→ **Exercise description**
In the lines starting at the top of the dataset rows and ending at the line containing "table-cell [348,228,518,255]", replace "Obstruction" with "Blockage". Give only those lines, with everything else unchanged.
==== Items
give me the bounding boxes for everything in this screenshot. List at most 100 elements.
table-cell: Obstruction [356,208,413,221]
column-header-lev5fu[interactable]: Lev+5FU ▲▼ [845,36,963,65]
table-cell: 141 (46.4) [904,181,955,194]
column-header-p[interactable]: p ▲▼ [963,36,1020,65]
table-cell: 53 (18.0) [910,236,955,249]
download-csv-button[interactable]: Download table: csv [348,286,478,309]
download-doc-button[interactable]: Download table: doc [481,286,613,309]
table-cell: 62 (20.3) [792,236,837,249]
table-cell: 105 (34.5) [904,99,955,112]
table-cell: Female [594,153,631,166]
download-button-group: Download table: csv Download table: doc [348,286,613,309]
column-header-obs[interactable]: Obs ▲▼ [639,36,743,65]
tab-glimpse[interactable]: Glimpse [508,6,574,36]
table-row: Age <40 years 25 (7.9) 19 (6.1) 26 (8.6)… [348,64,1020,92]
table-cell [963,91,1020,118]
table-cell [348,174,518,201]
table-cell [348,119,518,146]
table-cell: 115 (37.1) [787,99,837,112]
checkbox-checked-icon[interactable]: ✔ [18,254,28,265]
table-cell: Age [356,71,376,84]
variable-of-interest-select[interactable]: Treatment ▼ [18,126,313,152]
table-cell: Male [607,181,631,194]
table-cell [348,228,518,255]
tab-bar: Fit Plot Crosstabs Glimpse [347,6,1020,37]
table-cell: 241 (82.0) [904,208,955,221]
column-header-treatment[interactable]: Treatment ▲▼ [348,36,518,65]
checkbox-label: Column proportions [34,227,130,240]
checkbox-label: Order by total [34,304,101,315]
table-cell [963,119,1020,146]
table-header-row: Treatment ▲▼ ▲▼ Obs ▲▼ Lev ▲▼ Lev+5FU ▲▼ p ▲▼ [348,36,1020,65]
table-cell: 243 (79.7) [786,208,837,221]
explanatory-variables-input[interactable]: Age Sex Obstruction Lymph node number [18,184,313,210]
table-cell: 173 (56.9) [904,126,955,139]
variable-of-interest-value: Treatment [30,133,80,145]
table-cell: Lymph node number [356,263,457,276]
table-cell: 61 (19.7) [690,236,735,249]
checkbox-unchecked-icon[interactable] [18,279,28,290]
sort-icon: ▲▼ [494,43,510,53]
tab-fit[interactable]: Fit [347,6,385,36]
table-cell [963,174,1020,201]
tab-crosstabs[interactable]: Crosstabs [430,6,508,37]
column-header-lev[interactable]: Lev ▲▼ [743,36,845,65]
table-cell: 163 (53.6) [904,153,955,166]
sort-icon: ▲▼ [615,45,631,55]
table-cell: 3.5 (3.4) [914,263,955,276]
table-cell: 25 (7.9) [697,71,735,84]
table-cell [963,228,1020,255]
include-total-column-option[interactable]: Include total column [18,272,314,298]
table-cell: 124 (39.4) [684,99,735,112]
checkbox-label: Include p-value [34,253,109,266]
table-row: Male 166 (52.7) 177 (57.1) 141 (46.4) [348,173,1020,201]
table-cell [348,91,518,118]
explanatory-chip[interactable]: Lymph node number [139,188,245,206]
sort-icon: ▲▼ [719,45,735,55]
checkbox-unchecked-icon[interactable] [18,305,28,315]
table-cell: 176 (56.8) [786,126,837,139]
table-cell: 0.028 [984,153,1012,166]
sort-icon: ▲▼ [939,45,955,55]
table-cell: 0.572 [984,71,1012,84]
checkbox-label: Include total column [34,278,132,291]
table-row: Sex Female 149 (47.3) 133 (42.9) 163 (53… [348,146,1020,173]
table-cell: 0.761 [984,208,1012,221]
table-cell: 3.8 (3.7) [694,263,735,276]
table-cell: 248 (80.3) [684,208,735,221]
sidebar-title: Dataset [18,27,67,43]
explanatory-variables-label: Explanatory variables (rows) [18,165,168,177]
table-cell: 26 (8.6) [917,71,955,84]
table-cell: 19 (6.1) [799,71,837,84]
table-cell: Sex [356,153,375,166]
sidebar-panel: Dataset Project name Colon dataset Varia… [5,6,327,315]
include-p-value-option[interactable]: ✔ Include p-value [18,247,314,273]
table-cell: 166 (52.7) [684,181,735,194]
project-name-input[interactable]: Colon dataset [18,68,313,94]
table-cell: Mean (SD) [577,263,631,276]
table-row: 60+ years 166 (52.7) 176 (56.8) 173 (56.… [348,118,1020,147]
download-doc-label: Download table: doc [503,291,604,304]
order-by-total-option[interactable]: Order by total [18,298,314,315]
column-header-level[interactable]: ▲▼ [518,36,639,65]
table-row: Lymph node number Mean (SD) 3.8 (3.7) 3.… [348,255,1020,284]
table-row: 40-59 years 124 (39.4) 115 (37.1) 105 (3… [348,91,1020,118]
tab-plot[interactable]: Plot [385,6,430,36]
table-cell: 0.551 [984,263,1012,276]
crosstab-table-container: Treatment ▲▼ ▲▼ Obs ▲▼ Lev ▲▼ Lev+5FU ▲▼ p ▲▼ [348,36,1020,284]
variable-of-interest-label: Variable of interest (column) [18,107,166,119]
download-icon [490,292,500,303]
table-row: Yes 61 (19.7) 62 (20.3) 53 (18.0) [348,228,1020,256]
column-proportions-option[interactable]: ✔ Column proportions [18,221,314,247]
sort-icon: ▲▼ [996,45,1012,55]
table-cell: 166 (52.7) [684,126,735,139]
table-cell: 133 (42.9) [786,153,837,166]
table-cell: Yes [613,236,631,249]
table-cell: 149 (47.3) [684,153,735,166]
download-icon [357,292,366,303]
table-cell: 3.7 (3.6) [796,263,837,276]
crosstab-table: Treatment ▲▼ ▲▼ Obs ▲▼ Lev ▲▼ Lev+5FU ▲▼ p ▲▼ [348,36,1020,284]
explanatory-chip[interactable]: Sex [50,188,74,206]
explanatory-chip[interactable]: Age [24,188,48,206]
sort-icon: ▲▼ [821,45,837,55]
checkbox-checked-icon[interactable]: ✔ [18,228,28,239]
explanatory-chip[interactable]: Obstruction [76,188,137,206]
========
→ **Response**
give me the bounding boxes for everything in this screenshot. List at most 100 elements.
table-cell: Blockage [356,208,413,221]
column-header-lev5fu[interactable]: Lev+5FU ▲▼ [845,36,963,65]
table-cell: 141 (46.4) [904,181,955,194]
column-header-p[interactable]: p ▲▼ [963,36,1020,65]
table-cell: 53 (18.0) [910,236,955,249]
download-csv-button[interactable]: Download table: csv [348,286,478,309]
download-doc-button[interactable]: Download table: doc [481,286,613,309]
table-cell: 62 (20.3) [792,236,837,249]
table-cell: 105 (34.5) [904,99,955,112]
table-cell: Female [594,153,631,166]
download-button-group: Download table: csv Download table: doc [348,286,613,309]
column-header-obs[interactable]: Obs ▲▼ [639,36,743,65]
tab-glimpse[interactable]: Glimpse [508,6,574,36]
table-row: Age <40 years 25 (7.9) 19 (6.1) 26 (8.6)… [348,64,1020,92]
table-cell [963,91,1020,118]
table-cell [348,174,518,201]
table-cell [348,119,518,146]
table-cell: 115 (37.1) [787,99,837,112]
checkbox-checked-icon[interactable]: ✔ [18,254,28,265]
table-cell: Age [356,71,376,84]
variable-of-interest-select[interactable]: Treatment ▼ [18,126,313,152]
table-cell: Male [607,181,631,194]
table-cell [348,228,518,255]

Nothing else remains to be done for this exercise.